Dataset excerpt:

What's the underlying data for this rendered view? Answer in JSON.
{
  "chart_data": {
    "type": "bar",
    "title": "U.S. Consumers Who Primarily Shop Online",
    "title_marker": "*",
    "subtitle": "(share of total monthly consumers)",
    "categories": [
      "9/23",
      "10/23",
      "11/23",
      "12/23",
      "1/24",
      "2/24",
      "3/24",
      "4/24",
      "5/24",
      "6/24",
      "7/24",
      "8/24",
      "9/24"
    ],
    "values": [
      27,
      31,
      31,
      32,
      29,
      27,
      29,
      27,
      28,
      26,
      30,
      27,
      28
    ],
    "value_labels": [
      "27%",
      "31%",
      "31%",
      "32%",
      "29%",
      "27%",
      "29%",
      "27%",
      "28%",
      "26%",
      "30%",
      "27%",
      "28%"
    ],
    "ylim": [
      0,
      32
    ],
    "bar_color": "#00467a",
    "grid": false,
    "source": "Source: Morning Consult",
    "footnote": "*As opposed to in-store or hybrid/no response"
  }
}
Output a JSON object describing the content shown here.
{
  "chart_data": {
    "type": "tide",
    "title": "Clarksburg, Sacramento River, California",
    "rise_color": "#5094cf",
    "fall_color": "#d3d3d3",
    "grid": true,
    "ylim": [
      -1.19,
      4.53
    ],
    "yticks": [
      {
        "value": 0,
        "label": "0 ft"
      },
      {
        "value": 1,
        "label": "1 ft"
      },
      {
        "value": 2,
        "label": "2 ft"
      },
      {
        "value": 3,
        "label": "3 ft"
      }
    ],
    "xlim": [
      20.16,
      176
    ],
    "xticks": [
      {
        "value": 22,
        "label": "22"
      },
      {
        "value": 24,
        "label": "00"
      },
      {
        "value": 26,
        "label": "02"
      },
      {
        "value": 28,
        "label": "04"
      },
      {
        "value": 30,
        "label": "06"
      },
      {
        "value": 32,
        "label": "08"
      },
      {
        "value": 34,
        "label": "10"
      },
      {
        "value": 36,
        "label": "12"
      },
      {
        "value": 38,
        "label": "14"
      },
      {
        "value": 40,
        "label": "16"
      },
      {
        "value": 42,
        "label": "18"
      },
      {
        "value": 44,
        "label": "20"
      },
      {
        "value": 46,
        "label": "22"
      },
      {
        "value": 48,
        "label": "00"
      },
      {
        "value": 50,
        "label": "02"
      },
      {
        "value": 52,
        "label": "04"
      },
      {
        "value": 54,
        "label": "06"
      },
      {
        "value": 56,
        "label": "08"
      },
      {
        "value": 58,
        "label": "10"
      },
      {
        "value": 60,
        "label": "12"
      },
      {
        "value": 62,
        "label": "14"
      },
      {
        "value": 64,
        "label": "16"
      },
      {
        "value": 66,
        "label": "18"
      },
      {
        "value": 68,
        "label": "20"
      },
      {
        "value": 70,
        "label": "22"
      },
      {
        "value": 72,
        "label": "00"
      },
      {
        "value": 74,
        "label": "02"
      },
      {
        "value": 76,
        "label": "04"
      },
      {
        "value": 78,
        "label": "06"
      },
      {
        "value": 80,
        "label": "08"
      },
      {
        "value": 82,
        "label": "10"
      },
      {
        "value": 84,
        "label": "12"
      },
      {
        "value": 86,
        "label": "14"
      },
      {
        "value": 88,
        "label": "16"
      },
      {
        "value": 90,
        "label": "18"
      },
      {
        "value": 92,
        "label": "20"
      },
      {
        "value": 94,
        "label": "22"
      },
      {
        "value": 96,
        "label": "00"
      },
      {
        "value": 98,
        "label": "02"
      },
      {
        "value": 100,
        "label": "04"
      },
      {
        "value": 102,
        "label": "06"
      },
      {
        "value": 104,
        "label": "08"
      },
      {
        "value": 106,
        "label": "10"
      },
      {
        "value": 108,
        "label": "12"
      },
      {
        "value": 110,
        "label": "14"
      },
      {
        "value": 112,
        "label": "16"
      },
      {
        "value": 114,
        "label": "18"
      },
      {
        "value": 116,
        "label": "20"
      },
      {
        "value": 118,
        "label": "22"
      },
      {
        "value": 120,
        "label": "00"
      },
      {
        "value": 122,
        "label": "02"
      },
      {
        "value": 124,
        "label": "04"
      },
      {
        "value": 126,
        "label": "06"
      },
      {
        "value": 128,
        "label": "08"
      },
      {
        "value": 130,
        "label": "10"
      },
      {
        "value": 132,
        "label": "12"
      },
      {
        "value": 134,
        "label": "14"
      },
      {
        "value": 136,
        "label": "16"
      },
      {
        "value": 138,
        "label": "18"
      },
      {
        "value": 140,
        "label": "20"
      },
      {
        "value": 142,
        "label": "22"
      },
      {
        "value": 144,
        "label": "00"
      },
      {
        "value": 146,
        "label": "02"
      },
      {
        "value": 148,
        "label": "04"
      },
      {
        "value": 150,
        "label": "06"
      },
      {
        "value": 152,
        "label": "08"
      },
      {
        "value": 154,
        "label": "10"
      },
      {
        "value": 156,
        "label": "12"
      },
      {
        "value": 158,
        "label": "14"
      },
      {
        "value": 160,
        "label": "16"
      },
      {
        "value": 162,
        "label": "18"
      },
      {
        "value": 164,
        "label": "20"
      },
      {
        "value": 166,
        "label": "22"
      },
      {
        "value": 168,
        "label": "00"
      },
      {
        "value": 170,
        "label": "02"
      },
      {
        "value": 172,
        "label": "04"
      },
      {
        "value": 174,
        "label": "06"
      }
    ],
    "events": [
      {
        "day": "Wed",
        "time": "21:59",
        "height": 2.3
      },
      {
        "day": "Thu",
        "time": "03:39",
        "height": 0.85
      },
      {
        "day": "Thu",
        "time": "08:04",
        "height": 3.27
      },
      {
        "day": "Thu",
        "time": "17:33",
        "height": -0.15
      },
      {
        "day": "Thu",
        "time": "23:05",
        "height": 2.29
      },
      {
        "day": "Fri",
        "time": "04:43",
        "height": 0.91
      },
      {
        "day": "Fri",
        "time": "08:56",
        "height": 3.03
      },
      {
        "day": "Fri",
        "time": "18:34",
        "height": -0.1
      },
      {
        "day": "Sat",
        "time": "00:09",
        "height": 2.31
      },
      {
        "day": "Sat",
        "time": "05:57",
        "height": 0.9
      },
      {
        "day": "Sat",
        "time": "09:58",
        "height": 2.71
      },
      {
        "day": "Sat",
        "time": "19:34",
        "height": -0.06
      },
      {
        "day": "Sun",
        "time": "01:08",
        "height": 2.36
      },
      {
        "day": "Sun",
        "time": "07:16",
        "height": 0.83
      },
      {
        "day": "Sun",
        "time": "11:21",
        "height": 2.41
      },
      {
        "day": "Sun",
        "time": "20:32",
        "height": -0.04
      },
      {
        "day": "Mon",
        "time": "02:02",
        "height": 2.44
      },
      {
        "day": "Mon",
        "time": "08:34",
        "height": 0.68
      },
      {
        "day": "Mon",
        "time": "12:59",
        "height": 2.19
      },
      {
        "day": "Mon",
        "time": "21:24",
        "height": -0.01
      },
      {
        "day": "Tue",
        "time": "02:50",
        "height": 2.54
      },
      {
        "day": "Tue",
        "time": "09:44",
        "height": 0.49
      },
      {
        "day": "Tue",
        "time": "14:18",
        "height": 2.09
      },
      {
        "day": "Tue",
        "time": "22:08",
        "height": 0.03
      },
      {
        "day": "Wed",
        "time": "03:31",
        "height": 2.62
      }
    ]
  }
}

Directions for this task:
Give the listing above again, word for word.

The answer:
What's the underlying data for this rendered view? Answer in JSON.
{
  "chart_data": {
    "type": "bar",
    "title": "U.S. Consumers Who Primarily Shop Online",
    "title_marker": "*",
    "subtitle": "(share of total monthly consumers)",
    "categories": [
      "9/23",
      "10/23",
      "11/23",
      "12/23",
      "1/24",
      "2/24",
      "3/24",
      "4/24",
      "5/24",
      "6/24",
      "7/24",
      "8/24",
      "9/24"
    ],
    "values": [
      27,
      31,
      31,
      32,
      29,
      27,
      29,
      27,
      28,
      26,
      30,
      27,
      28
    ],
    "value_labels": [
      "27%",
      "31%",
      "31%",
      "32%",
      "29%",
      "27%",
      "29%",
      "27%",
      "28%",
      "26%",
      "30%",
      "27%",
      "28%"
    ],
    "ylim": [
      0,
      32
    ],
    "bar_color": "#00467a",
    "grid": false,
    "source": "Source: Morning Consult",
    "footnote": "*As opposed to in-store or hybrid/no response"
  }
}
Output a JSON object describing the content shown here.
{
  "chart_data": {
    "type": "tide",
    "title": "Clarksburg, Sacramento River, California",
    "rise_color": "#5094cf",
    "fall_color": "#d3d3d3",
    "grid": true,
    "ylim": [
      -1.19,
      4.53
    ],
    "yticks": [
      {
        "value": 0,
        "label": "0 ft"
      },
      {
        "value": 1,
        "label": "1 ft"
      },
      {
        "value": 2,
        "label": "2 ft"
      },
      {
        "value": 3,
        "label": "3 ft"
      }
    ],
    "xlim": [
      20.16,
      176
    ],
    "xticks": [
      {
        "value": 22,
        "label": "22"
      },
      {
        "value": 24,
        "label": "00"
      },
      {
        "value": 26,
        "label": "02"
      },
      {
        "value": 28,
        "label": "04"
      },
      {
        "value": 30,
        "label": "06"
      },
      {
        "value": 32,
        "label": "08"
      },
      {
        "value": 34,
        "label": "10"
      },
      {
        "value": 36,
        "label": "12"
      },
      {
        "value": 38,
        "label": "14"
      },
      {
        "value": 40,
        "label": "16"
      },
      {
        "value": 42,
        "label": "18"
      },
      {
        "value": 44,
        "label": "20"
      },
      {
        "value": 46,
        "label": "22"
      },
      {
        "value": 48,
        "label": "00"
      },
      {
        "value": 50,
        "label": "02"
      },
      {
        "value": 52,
        "label": "04"
      },
      {
        "value": 54,
        "label": "06"
      },
      {
        "value": 56,
        "label": "08"
      },
      {
        "value": 58,
        "label": "10"
      },
      {
        "value": 60,
        "label": "12"
      },
      {
        "value": 62,
        "label": "14"
      },
      {
        "value": 64,
        "label": "16"
      },
      {
        "value": 66,
        "label": "18"
      },
      {
        "value": 68,
        "label": "20"
      },
      {
        "value": 70,
        "label": "22"
      },
      {
        "value": 72,
        "label": "00"
      },
      {
        "value": 74,
        "label": "02"
      },
      {
        "value": 76,
        "label": "04"
      },
      {
        "value": 78,
        "label": "06"
      },
      {
        "value": 80,
        "label": "08"
      },
      {
        "value": 82,
        "label": "10"
      },
      {
        "value": 84,
        "label": "12"
      },
      {
        "value": 86,
        "label": "14"
      },
      {
        "value": 88,
        "label": "16"
      },
      {
        "value": 90,
        "label": "18"
      },
      {
        "value": 92,
        "label": "20"
      },
      {
        "value": 94,
        "label": "22"
      },
      {
        "value": 96,
        "label": "00"
      },
      {
        "value": 98,
        "label": "02"
      },
      {
        "value": 100,
        "label": "04"
      },
      {
        "value": 102,
        "label": "06"
      },
      {
        "value": 104,
        "label": "08"
      },
      {
        "value": 106,
        "label": "10"
      },
      {
        "value": 108,
        "label": "12"
      },
      {
        "value": 110,
        "label": "14"
      },
      {
        "value": 112,
        "label": "16"
      },
      {
        "value": 114,
        "label": "18"
      },
      {
        "value": 116,
        "label": "20"
      },
      {
        "value": 118,
        "label": "22"
      },
      {
        "value": 120,
        "label": "00"
      },
      {
        "value": 122,
        "label": "02"
      },
      {
        "value": 124,
        "label": "04"
      },
      {
        "value": 126,
        "label": "06"
      },
      {
        "value": 128,
        "label": "08"
      },
      {
        "value": 130,
        "label": "10"
      },
      {
        "value": 132,
        "label": "12"
      },
      {
        "value": 134,
        "label": "14"
      },
      {
        "value": 136,
        "label": "16"
      },
      {
        "value": 138,
        "label": "18"
      },
      {
        "value": 140,
        "label": "20"
      },
      {
        "value": 142,
        "label": "22"
      },
      {
        "value": 144,
        "label": "00"
      },
      {
        "value": 146,
        "label": "02"
      },
      {
        "value": 148,
        "label": "04"
      },
      {
        "value": 150,
        "label": "06"
      },
      {
        "value": 152,
        "label": "08"
      },
      {
        "value": 154,
        "label": "10"
      },
      {
        "value": 156,
        "label": "12"
      },
      {
        "value": 158,
        "label": "14"
      },
      {
        "value": 160,
        "label": "16"
      },
      {
        "value": 162,
        "label": "18"
      },
      {
        "value": 164,
        "label": "20"
      },
      {
        "value": 166,
        "label": "22"
      },
      {
        "value": 168,
        "label": "00"
      },
      {
        "value": 170,
        "label": "02"
      },
      {
        "value": 172,
        "label": "04"
      },
      {
        "value": 174,
        "label": "06"
      }
    ],
    "events": [
      {
        "day": "Wed",
        "time": "21:59",
        "height": 2.3
      },
      {
        "day": "Thu",
        "time": "03:39",
        "height": 0.85
      },
      {
        "day": "Thu",
        "time": "08:04",
        "height": 3.27
      },
      {
        "day": "Thu",
        "time": "17:33",
        "height": -0.15
      },
      {
        "day": "Thu",
        "time": "23:05",
        "height": 2.29
      },
      {
        "day": "Fri",
        "time": "04:43",
        "height": 0.91
      },
      {
        "day": "Fri",
        "time": "08:56",
        "height": 3.03
      },
      {
        "day": "Fri",
        "time": "18:34",
        "height": -0.1
      },
      {
        "day": "Sat",
        "time": "00:09",
        "height": 2.31
      },
      {
        "day": "Sat",
        "time": "05:57",
        "height": 0.9
      },
      {
        "day": "Sat",
        "time": "09:58",
        "height": 2.71
      },
      {
        "day": "Sat",
        "time": "19:34",
        "height": -0.06
      },
      {
        "day": "Sun",
        "time": "01:08",
        "height": 2.36
      },
      {
        "day": "Sun",
        "time": "07:16",
        "height": 0.83
      },
      {
        "day": "Sun",
        "time": "11:21",
        "height": 2.41
      },
      {
        "day": "Sun",
        "time": "20:32",
        "height": -0.04
      },
      {
        "day": "Mon",
        "time": "02:02",
        "height": 2.44
      },
      {
        "day": "Mon",
        "time": "08:34",
        "height": 0.68
      },
      {
        "day": "Mon",
        "time": "12:59",
        "height": 2.19
      },
      {
        "day": "Mon",
        "time": "21:24",
        "height": -0.01
      },
      {
        "day": "Tue",
        "time": "02:50",
        "height": 2.54
      },
      {
        "day": "Tue",
        "time": "09:44",
        "height": 0.49
      },
      {
        "day": "Tue",
        "time": "14:18",
        "height": 2.09
      },
      {
        "day": "Tue",
        "time": "22:08",
        "height": 0.03
      },
      {
        "day": "Wed",
        "time": "03:31",
        "height": 2.62
      }
    ]
  }
}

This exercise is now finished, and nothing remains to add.